● GIVEN REQUEST
Quote, without change, all of the lines that follow.

● RECORDS FOR THIS EXERCISE
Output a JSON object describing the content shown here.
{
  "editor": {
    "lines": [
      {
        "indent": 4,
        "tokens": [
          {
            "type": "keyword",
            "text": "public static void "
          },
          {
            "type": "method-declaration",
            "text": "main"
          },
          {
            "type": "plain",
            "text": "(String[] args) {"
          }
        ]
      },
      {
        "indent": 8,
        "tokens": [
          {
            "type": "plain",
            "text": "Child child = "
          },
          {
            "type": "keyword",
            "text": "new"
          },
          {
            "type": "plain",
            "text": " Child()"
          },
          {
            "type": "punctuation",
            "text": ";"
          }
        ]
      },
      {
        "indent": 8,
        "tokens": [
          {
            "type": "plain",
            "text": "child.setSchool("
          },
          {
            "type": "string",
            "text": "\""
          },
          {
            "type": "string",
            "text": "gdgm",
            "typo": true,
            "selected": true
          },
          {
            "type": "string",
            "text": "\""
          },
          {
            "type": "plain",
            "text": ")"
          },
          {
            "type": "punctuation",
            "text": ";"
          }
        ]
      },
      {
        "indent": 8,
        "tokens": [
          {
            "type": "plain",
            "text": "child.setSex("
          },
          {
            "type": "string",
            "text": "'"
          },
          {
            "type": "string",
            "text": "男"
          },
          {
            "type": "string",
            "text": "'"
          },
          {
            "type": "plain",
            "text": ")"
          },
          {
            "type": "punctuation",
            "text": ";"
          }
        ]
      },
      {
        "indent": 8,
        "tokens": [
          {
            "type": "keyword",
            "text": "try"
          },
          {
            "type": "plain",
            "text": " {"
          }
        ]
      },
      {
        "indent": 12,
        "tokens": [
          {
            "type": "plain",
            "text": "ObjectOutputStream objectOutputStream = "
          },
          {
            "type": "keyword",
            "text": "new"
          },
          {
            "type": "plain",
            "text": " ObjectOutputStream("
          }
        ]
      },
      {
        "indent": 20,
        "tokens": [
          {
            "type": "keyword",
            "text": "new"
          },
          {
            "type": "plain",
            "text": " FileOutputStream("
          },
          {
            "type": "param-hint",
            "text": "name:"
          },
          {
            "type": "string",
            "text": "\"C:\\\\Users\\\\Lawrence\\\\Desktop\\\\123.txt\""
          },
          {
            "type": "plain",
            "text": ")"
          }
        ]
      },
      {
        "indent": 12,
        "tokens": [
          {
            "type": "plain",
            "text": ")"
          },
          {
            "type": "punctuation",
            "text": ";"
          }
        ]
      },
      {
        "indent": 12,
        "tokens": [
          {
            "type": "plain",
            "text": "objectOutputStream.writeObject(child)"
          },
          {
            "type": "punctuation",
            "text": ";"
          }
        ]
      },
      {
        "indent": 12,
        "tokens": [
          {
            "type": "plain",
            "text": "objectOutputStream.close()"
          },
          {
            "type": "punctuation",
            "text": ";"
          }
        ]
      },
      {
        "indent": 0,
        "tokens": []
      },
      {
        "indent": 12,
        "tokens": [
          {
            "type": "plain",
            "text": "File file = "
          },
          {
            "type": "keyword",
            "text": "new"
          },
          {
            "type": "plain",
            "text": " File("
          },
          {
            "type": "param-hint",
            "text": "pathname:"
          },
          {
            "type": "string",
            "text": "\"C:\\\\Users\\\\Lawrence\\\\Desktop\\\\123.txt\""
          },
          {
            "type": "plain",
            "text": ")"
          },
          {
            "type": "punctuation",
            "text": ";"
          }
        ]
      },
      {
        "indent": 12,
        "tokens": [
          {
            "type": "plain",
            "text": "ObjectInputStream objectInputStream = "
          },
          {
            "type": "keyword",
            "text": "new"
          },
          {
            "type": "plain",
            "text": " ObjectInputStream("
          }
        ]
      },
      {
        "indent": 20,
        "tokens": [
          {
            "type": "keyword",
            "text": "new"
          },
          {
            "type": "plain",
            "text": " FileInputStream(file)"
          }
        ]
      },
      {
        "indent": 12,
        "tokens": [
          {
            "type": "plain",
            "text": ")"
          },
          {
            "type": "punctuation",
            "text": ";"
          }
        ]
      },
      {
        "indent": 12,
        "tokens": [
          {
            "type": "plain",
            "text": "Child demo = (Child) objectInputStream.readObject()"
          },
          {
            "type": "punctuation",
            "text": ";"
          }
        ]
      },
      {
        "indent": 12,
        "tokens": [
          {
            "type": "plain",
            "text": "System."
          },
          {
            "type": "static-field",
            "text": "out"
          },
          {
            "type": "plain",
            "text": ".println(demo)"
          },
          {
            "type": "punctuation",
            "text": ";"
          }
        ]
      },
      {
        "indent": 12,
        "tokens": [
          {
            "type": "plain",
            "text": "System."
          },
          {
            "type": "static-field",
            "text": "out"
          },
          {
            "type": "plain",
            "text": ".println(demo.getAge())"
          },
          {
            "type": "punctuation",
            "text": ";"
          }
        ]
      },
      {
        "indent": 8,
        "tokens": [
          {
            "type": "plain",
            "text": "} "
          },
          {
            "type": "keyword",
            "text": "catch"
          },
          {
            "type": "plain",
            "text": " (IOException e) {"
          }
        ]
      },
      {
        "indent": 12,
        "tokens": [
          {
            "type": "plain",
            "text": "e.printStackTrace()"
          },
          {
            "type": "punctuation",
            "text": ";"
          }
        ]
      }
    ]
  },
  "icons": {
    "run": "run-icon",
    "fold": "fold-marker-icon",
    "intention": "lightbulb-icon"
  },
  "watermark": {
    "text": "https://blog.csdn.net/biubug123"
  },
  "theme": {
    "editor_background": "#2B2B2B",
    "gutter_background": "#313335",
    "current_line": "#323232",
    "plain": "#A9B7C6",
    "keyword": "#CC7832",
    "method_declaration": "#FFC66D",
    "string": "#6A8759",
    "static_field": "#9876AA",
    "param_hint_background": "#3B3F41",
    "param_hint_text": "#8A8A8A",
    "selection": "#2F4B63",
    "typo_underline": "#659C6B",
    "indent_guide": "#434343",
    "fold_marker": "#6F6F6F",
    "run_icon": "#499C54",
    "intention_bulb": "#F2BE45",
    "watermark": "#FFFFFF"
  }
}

● FINISHED EXERCISE
Output a JSON object describing the content shown here.
{
  "editor": {
    "lines": [
      {
        "indent": 4,
        "tokens": [
          {
            "type": "keyword",
            "text": "public static void "
          },
          {
            "type": "method-declaration",
            "text": "main"
          },
          {
            "type": "plain",
            "text": "(String[] args) {"
          }
        ]
      },
      {
        "indent": 8,
        "tokens": [
          {
            "type": "plain",
            "text": "Child child = "
          },
          {
            "type": "keyword",
            "text": "new"
          },
          {
            "type": "plain",
            "text": " Child()"
          },
          {
            "type": "punctuation",
            "text": ";"
          }
        ]
      },
      {
        "indent": 8,
        "tokens": [
          {
            "type": "plain",
            "text": "child.setSchool("
          },
          {
            "type": "string",
            "text": "\""
          },
          {
            "type": "string",
            "text": "gdgm",
            "typo": true,
            "selected": true
          },
          {
            "type": "string",
            "text": "\""
          },
          {
            "type": "plain",
            "text": ")"
          },
          {
            "type": "punctuation",
            "text": ";"
          }
        ]
      },
      {
        "indent": 8,
        "tokens": [
          {
            "type": "plain",
            "text": "child.setSex("
          },
          {
            "type": "string",
            "text": "'"
          },
          {
            "type": "string",
            "text": "男"
          },
          {
            "type": "string",
            "text": "'"
          },
          {
            "type": "plain",
            "text": ")"
          },
          {
            "type": "punctuation",
            "text": ";"
          }
        ]
      },
      {
        "indent": 8,
        "tokens": [
          {
            "type": "keyword",
            "text": "try"
          },
          {
            "type": "plain",
            "text": " {"
          }
        ]
      },
      {
        "indent": 12,
        "tokens": [
          {
            "type": "plain",
            "text": "ObjectOutputStream objectOutputStream = "
          },
          {
            "type": "keyword",
            "text": "new"
          },
          {
            "type": "plain",
            "text": " ObjectOutputStream("
          }
        ]
      },
      {
        "indent": 20,
        "tokens": [
          {
            "type": "keyword",
            "text": "new"
          },
          {
            "type": "plain",
            "text": " FileOutputStream("
          },
          {
            "type": "param-hint",
            "text": "name:"
          },
          {
            "type": "string",
            "text": "\"C:\\\\Users\\\\Lawrence\\\\Desktop\\\\123.txt\""
          },
          {
            "type": "plain",
            "text": ")"
          }
        ]
      },
      {
        "indent": 12,
        "tokens": [
          {
            "type": "plain",
            "text": ")"
          },
          {
            "type": "punctuation",
            "text": ";"
          }
        ]
      },
      {
        "indent": 12,
        "tokens": [
          {
            "type": "plain",
            "text": "objectOutputStream.writeObject(child)"
          },
          {
            "type": "punctuation",
            "text": ";"
          }
        ]
      },
      {
        "indent": 12,
        "tokens": [
          {
            "type": "plain",
            "text": "objectOutputStream.close()"
          },
          {
            "type": "punctuation",
            "text": ";"
          }
        ]
      },
      {
        "indent": 0,
        "tokens": []
      },
      {
        "indent": 12,
        "tokens": [
          {
            "type": "plain",
            "text": "File file = "
          },
          {
            "type": "keyword",
            "text": "new"
          },
          {
            "type": "plain",
            "text": " File("
          },
          {
            "type": "param-hint",
            "text": "pathname:"
          },
          {
            "type": "string",
            "text": "\"C:\\\\Users\\\\Lawrence\\\\Desktop\\\\123.txt\""
          },
          {
            "type": "plain",
            "text": ")"
          },
          {
            "type": "punctuation",
            "text": ";"
          }
        ]
      },
      {
        "indent": 12,
        "tokens": [
          {
            "type": "plain",
            "text": "ObjectInputStream objectInputStream = "
          },
          {
            "type": "keyword",
            "text": "new"
          },
          {
            "type": "plain",
            "text": " ObjectInputStream("
          }
        ]
      },
      {
        "indent": 20,
        "tokens": [
          {
            "type": "keyword",
            "text": "new"
          },
          {
            "type": "plain",
            "text": " FileInputStream(file)"
          }
        ]
      },
      {
        "indent": 12,
        "tokens": [
          {
            "type": "plain",
            "text": ")"
          },
          {
            "type": "punctuation",
            "text": ";"
          }
        ]
      },
      {
        "indent": 12,
        "tokens": [
          {
            "type": "plain",
            "text": "Child demo = (Child) objectInputStream.readObject()"
          },
          {
            "type": "punctuation",
            "text": ";"
          }
        ]
      },
      {
        "indent": 12,
        "tokens": [
          {
            "type": "plain",
            "text": "System."
          },
          {
            "type": "static-field",
            "text": "out"
          },
          {
            "type": "plain",
            "text": ".println(demo)"
          },
          {
            "type": "punctuation",
            "text": ";"
          }
        ]
      },
      {
        "indent": 12,
        "tokens": [
          {
            "type": "plain",
            "text": "System."
          },
          {
            "type": "static-field",
            "text": "out"
          },
          {
            "type": "plain",
            "text": ".println(demo.getAge())"
          },
          {
            "type": "punctuation",
            "text": ";"
          }
        ]
      },
      {
        "indent": 8,
        "tokens": [
          {
            "type": "plain",
            "text": "} "
          },
          {
            "type": "keyword",
            "text": "catch"
          },
          {
            "type": "plain",
            "text": " (IOException e) {"
          }
        ]
      },
      {
        "indent": 12,
        "tokens": [
          {
            "type": "plain",
            "text": "e.printStackTrace()"
          },
          {
            "type": "punctuation",
            "text": ";"
          }
        ]
      }
    ]
  },
  "icons": {
    "run": "run-icon",
    "fold": "fold-marker-icon",
    "intention": "lightbulb-icon"
  },
  "watermark": {
    "text": "https://blog.csdn.net/biubug123"
  },
  "theme": {
    "editor_background": "#2B2B2B",
    "gutter_background": "#313335",
    "current_line": "#323232",
    "plain": "#A9B7C6",
    "keyword": "#CC7832",
    "method_declaration": "#FFC66D",
    "string": "#6A8759",
    "static_field": "#9876AA",
    "param_hint_background": "#3B3F41",
    "param_hint_text": "#8A8A8A",
    "selection": "#2F4B63",
    "typo_underline": "#659C6B",
    "indent_guide": "#434343",
    "fold_marker": "#6F6F6F",
    "run_icon": "#499C54",
    "intention_bulb": "#F2BE45",
    "watermark": "#FFFFFF"
  }
}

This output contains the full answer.